━━━ Data shown

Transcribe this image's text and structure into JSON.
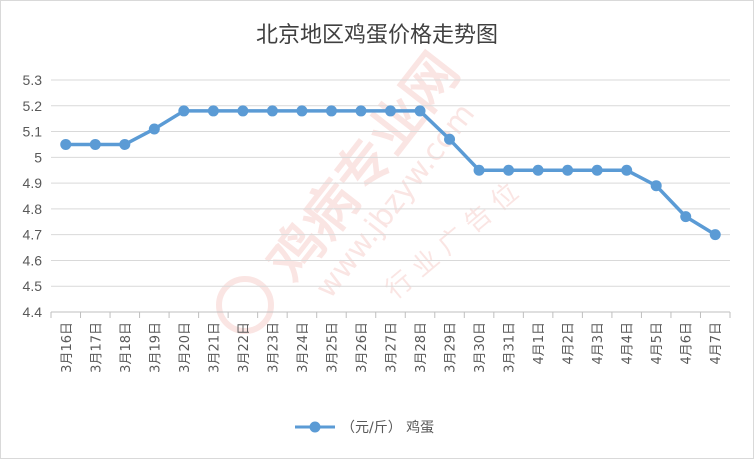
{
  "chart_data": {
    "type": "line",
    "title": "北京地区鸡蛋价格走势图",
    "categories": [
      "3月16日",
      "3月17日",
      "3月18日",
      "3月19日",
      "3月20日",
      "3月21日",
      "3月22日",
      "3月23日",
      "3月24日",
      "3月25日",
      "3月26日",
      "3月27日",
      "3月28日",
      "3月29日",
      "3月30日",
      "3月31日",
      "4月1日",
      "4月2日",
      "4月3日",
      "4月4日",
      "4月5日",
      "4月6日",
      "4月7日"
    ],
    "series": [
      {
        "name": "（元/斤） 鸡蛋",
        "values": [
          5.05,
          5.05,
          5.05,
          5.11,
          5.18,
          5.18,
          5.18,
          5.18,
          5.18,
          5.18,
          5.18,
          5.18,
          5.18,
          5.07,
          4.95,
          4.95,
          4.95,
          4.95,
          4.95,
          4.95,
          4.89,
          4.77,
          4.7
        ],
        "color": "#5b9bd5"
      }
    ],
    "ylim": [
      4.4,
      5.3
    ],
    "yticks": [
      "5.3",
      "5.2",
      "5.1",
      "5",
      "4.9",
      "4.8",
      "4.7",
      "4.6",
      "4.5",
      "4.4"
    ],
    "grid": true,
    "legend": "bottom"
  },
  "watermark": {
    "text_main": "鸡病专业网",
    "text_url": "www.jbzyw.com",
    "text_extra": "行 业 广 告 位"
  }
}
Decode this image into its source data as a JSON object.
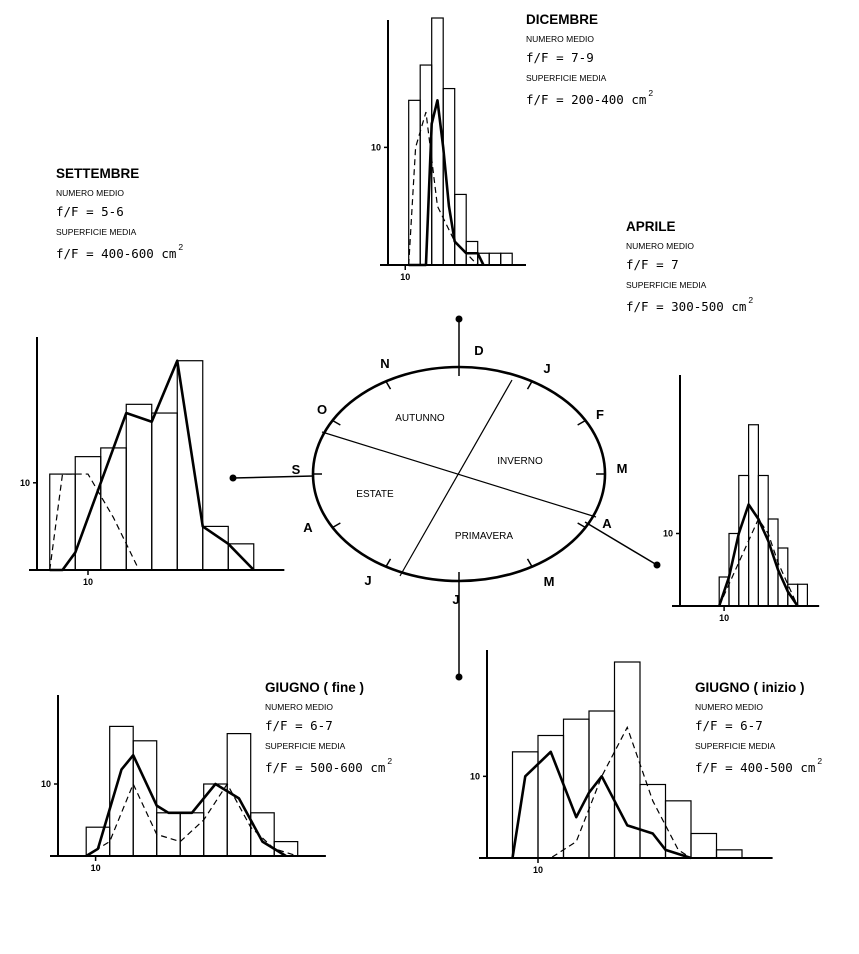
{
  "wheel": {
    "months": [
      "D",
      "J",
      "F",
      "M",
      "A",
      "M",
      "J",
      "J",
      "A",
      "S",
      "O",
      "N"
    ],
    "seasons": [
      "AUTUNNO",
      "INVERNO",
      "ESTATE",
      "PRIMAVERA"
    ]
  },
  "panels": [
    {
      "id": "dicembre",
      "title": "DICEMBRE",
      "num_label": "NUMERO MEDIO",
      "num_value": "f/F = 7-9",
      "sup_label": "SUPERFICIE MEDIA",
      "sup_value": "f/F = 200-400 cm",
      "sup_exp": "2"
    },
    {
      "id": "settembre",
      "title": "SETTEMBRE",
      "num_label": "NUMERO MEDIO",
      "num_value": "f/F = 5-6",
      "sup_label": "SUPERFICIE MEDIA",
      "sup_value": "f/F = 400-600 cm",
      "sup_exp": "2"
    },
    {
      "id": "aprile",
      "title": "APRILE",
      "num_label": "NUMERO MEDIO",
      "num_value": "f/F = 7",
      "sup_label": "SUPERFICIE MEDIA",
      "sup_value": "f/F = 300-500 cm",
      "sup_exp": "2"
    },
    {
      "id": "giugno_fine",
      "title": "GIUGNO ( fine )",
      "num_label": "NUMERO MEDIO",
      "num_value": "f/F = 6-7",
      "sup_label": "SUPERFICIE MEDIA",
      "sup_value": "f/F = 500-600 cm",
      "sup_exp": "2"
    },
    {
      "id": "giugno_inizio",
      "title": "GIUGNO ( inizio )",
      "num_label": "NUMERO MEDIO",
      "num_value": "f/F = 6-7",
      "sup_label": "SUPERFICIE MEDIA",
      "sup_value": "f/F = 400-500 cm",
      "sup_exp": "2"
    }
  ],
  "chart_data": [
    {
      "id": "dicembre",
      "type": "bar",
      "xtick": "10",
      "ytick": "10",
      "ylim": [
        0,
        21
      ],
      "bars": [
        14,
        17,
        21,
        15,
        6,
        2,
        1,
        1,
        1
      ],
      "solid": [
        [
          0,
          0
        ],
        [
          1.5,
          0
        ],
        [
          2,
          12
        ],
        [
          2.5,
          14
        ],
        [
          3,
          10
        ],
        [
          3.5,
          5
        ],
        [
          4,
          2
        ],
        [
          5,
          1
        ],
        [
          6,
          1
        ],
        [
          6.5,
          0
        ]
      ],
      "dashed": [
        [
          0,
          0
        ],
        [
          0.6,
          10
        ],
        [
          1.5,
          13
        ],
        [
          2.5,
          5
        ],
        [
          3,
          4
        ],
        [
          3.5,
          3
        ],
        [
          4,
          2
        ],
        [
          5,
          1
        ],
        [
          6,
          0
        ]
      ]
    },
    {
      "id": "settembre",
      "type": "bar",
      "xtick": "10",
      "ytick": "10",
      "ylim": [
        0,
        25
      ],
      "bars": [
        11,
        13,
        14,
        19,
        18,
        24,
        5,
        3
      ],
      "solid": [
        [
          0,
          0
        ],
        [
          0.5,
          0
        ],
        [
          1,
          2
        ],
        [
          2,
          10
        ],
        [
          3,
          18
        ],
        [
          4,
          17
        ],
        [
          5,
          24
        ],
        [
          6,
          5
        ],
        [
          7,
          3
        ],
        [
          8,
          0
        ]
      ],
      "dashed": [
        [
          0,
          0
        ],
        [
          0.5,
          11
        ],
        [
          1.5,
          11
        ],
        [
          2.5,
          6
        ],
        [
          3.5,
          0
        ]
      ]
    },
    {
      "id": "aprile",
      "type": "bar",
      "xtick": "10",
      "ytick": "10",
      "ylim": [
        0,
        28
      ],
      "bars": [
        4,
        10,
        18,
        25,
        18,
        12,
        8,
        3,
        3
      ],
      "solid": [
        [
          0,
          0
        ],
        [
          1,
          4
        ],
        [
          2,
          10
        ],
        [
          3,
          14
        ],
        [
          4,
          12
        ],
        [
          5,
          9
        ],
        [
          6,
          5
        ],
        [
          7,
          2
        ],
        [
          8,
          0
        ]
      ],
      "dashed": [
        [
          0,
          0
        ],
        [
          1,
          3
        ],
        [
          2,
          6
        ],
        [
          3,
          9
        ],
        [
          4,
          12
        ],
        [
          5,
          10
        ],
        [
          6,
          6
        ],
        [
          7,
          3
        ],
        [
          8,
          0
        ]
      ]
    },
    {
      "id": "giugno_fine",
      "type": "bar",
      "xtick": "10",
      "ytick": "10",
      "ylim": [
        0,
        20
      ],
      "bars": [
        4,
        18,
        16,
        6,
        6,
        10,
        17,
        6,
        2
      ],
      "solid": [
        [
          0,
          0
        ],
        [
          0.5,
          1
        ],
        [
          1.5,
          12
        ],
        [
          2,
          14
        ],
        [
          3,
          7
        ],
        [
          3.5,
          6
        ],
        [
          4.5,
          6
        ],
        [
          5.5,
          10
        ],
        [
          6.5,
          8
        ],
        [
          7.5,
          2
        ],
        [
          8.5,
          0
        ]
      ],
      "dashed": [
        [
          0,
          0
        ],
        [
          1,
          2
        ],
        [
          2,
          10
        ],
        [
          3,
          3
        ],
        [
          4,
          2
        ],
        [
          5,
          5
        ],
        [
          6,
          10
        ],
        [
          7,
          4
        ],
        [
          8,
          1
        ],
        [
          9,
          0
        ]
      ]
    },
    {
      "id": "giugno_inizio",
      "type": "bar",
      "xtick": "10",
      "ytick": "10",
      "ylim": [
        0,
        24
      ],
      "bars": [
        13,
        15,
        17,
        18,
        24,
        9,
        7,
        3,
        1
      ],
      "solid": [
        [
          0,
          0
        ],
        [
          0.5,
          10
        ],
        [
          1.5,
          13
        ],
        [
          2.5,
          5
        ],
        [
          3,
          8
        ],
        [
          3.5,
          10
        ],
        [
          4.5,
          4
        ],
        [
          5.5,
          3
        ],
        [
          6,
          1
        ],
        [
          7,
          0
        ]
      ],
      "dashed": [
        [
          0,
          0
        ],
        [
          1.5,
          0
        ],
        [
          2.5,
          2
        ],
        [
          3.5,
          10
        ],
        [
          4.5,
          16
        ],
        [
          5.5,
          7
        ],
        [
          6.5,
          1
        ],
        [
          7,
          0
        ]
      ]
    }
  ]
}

━━━━━━

**Problem statement**
Print the whole listing above once more, word for word, without its pictures.

**Exercise solution**
Transcribe this image's text and structure into JSON.
{
  "chart_data": {
    "type": "line",
    "title": "北京地区鸡蛋价格走势图",
    "categories": [
      "3月16日",
      "3月17日",
      "3月18日",
      "3月19日",
      "3月20日",
      "3月21日",
      "3月22日",
      "3月23日",
      "3月24日",
      "3月25日",
      "3月26日",
      "3月27日",
      "3月28日",
      "3月29日",
      "3月30日",
      "3月31日",
      "4月1日",
      "4月2日",
      "4月3日",
      "4月4日",
      "4月5日",
      "4月6日",
      "4月7日"
    ],
    "series": [
      {
        "name": "（元/斤） 鸡蛋",
        "values": [
          5.05,
          5.05,
          5.05,
          5.11,
          5.18,
          5.18,
          5.18,
          5.18,
          5.18,
          5.18,
          5.18,
          5.18,
          5.18,
          5.07,
          4.95,
          4.95,
          4.95,
          4.95,
          4.95,
          4.95,
          4.89,
          4.77,
          4.7
        ],
        "color": "#5b9bd5"
      }
    ],
    "ylim": [
      4.4,
      5.3
    ],
    "yticks": [
      "5.3",
      "5.2",
      "5.1",
      "5",
      "4.9",
      "4.8",
      "4.7",
      "4.6",
      "4.5",
      "4.4"
    ],
    "grid": true,
    "legend": "bottom"
  },
  "watermark": {
    "text_main": "鸡病专业网",
    "text_url": "www.jbzyw.com",
    "text_extra": "行 业 广 告 位"
  }
}
Decode this image into its source data as a JSON object.
{
  "wheel": {
    "months": [
      "D",
      "J",
      "F",
      "M",
      "A",
      "M",
      "J",
      "J",
      "A",
      "S",
      "O",
      "N"
    ],
    "seasons": [
      "AUTUNNO",
      "INVERNO",
      "ESTATE",
      "PRIMAVERA"
    ]
  },
  "panels": [
    {
      "id": "dicembre",
      "title": "DICEMBRE",
      "num_label": "NUMERO MEDIO",
      "num_value": "f/F = 7-9",
      "sup_label": "SUPERFICIE MEDIA",
      "sup_value": "f/F = 200-400 cm",
      "sup_exp": "2"
    },
    {
      "id": "settembre",
      "title": "SETTEMBRE",
      "num_label": "NUMERO MEDIO",
      "num_value": "f/F = 5-6",
      "sup_label": "SUPERFICIE MEDIA",
      "sup_value": "f/F = 400-600 cm",
      "sup_exp": "2"
    },
    {
      "id": "aprile",
      "title": "APRILE",
      "num_label": "NUMERO MEDIO",
      "num_value": "f/F = 7",
      "sup_label": "SUPERFICIE MEDIA",
      "sup_value": "f/F = 300-500 cm",
      "sup_exp": "2"
    },
    {
      "id": "giugno_fine",
      "title": "GIUGNO ( fine )",
      "num_label": "NUMERO MEDIO",
      "num_value": "f/F = 6-7",
      "sup_label": "SUPERFICIE MEDIA",
      "sup_value": "f/F = 500-600 cm",
      "sup_exp": "2"
    },
    {
      "id": "giugno_inizio",
      "title": "GIUGNO ( inizio )",
      "num_label": "NUMERO MEDIO",
      "num_value": "f/F = 6-7",
      "sup_label": "SUPERFICIE MEDIA",
      "sup_value": "f/F = 400-500 cm",
      "sup_exp": "2"
    }
  ],
  "chart_data": [
    {
      "id": "dicembre",
      "type": "bar",
      "xtick": "10",
      "ytick": "10",
      "ylim": [
        0,
        21
      ],
      "bars": [
        14,
        17,
        21,
        15,
        6,
        2,
        1,
        1,
        1
      ],
      "solid": [
        [
          0,
          0
        ],
        [
          1.5,
          0
        ],
        [
          2,
          12
        ],
        [
          2.5,
          14
        ],
        [
          3,
          10
        ],
        [
          3.5,
          5
        ],
        [
          4,
          2
        ],
        [
          5,
          1
        ],
        [
          6,
          1
        ],
        [
          6.5,
          0
        ]
      ],
      "dashed": [
        [
          0,
          0
        ],
        [
          0.6,
          10
        ],
        [
          1.5,
          13
        ],
        [
          2.5,
          5
        ],
        [
          3,
          4
        ],
        [
          3.5,
          3
        ],
        [
          4,
          2
        ],
        [
          5,
          1
        ],
        [
          6,
          0
        ]
      ]
    },
    {
      "id": "settembre",
      "type": "bar",
      "xtick": "10",
      "ytick": "10",
      "ylim": [
        0,
        25
      ],
      "bars": [
        11,
        13,
        14,
        19,
        18,
        24,
        5,
        3
      ],
      "solid": [
        [
          0,
          0
        ],
        [
          0.5,
          0
        ],
        [
          1,
          2
        ],
        [
          2,
          10
        ],
        [
          3,
          18
        ],
        [
          4,
          17
        ],
        [
          5,
          24
        ],
        [
          6,
          5
        ],
        [
          7,
          3
        ],
        [
          8,
          0
        ]
      ],
      "dashed": [
        [
          0,
          0
        ],
        [
          0.5,
          11
        ],
        [
          1.5,
          11
        ],
        [
          2.5,
          6
        ],
        [
          3.5,
          0
        ]
      ]
    },
    {
      "id": "aprile",
      "type": "bar",
      "xtick": "10",
      "ytick": "10",
      "ylim": [
        0,
        28
      ],
      "bars": [
        4,
        10,
        18,
        25,
        18,
        12,
        8,
        3,
        3
      ],
      "solid": [
        [
          0,
          0
        ],
        [
          1,
          4
        ],
        [
          2,
          10
        ],
        [
          3,
          14
        ],
        [
          4,
          12
        ],
        [
          5,
          9
        ],
        [
          6,
          5
        ],
        [
          7,
          2
        ],
        [
          8,
          0
        ]
      ],
      "dashed": [
        [
          0,
          0
        ],
        [
          1,
          3
        ],
        [
          2,
          6
        ],
        [
          3,
          9
        ],
        [
          4,
          12
        ],
        [
          5,
          10
        ],
        [
          6,
          6
        ],
        [
          7,
          3
        ],
        [
          8,
          0
        ]
      ]
    },
    {
      "id": "giugno_fine",
      "type": "bar",
      "xtick": "10",
      "ytick": "10",
      "ylim": [
        0,
        20
      ],
      "bars": [
        4,
        18,
        16,
        6,
        6,
        10,
        17,
        6,
        2
      ],
      "solid": [
        [
          0,
          0
        ],
        [
          0.5,
          1
        ],
        [
          1.5,
          12
        ],
        [
          2,
          14
        ],
        [
          3,
          7
        ],
        [
          3.5,
          6
        ],
        [
          4.5,
          6
        ],
        [
          5.5,
          10
        ],
        [
          6.5,
          8
        ],
        [
          7.5,
          2
        ],
        [
          8.5,
          0
        ]
      ],
      "dashed": [
        [
          0,
          0
        ],
        [
          1,
          2
        ],
        [
          2,
          10
        ],
        [
          3,
          3
        ],
        [
          4,
          2
        ],
        [
          5,
          5
        ],
        [
          6,
          10
        ],
        [
          7,
          4
        ],
        [
          8,
          1
        ],
        [
          9,
          0
        ]
      ]
    },
    {
      "id": "giugno_inizio",
      "type": "bar",
      "xtick": "10",
      "ytick": "10",
      "ylim": [
        0,
        24
      ],
      "bars": [
        13,
        15,
        17,
        18,
        24,
        9,
        7,
        3,
        1
      ],
      "solid": [
        [
          0,
          0
        ],
        [
          0.5,
          10
        ],
        [
          1.5,
          13
        ],
        [
          2.5,
          5
        ],
        [
          3,
          8
        ],
        [
          3.5,
          10
        ],
        [
          4.5,
          4
        ],
        [
          5.5,
          3
        ],
        [
          6,
          1
        ],
        [
          7,
          0
        ]
      ],
      "dashed": [
        [
          0,
          0
        ],
        [
          1.5,
          0
        ],
        [
          2.5,
          2
        ],
        [
          3.5,
          10
        ],
        [
          4.5,
          16
        ],
        [
          5.5,
          7
        ],
        [
          6.5,
          1
        ],
        [
          7,
          0
        ]
      ]
    }
  ]
}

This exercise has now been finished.